======== Dataset excerpts ========

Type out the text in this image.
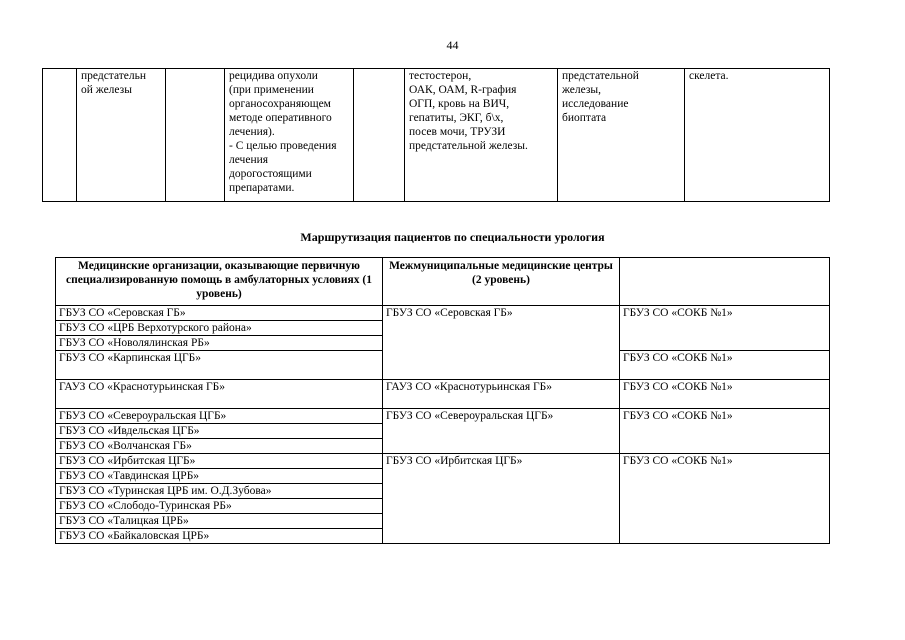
44
	предстательн
ой железы		рецидива опухоли
(при применении
органосохраняющем
методе оперативного
лечения).
- С целью проведения
лечения
дорогостоящими
препаратами.		тестостерон,
ОАК, ОАМ, R-графия
ОГП, кровь на ВИЧ,
гепатиты, ЭКГ, б\х,
посев мочи, ТРУЗИ
предстательной железы.	предстательной
железы,
исследование
биоптата	скелета.
Маршрутизация пациентов по специальности урология
Медицинские организации, оказывающие первичную специализированную помощь в амбулаторных условиях (1 уровень)	Межмуниципальные медицинские центры (2 уровень)	
ГБУЗ СО «Серовская ГБ»	ГБУЗ СО «Серовская ГБ»	ГБУЗ СО «СОКБ №1»
ГБУЗ СО «ЦРБ Верхотурского района»		
ГБУЗ СО «Новолялинская РБ»		
ГБУЗ СО «Карпинская ЦГБ»		ГБУЗ СО «СОКБ №1»
ГАУЗ СО «Краснотурьинская ГБ»	ГАУЗ СО «Краснотурьинская ГБ»	ГБУЗ СО «СОКБ №1»
ГБУЗ СО «Североуральская ЦГБ»	ГБУЗ СО «Североуральская ЦГБ»	ГБУЗ СО «СОКБ №1»
ГБУЗ СО «Ивдельская ЦГБ»		
ГБУЗ СО «Волчанская ГБ»		
ГБУЗ СО «Ирбитская ЦГБ»	ГБУЗ СО «Ирбитская ЦГБ»	ГБУЗ СО «СОКБ №1»
ГБУЗ СО «Тавдинская ЦРБ»		
ГБУЗ СО «Туринская ЦРБ им. О.Д.Зубова»		
ГБУЗ СО «Слободо-Туринская РБ»		
ГБУЗ СО «Талицкая ЦРБ»		
ГБУЗ СО «Байкаловская ЦРБ»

========

[Challenge]:
Work through the records line by line and tally those holding "СОКБ". Reply with the number alone.

[Written solution]:
5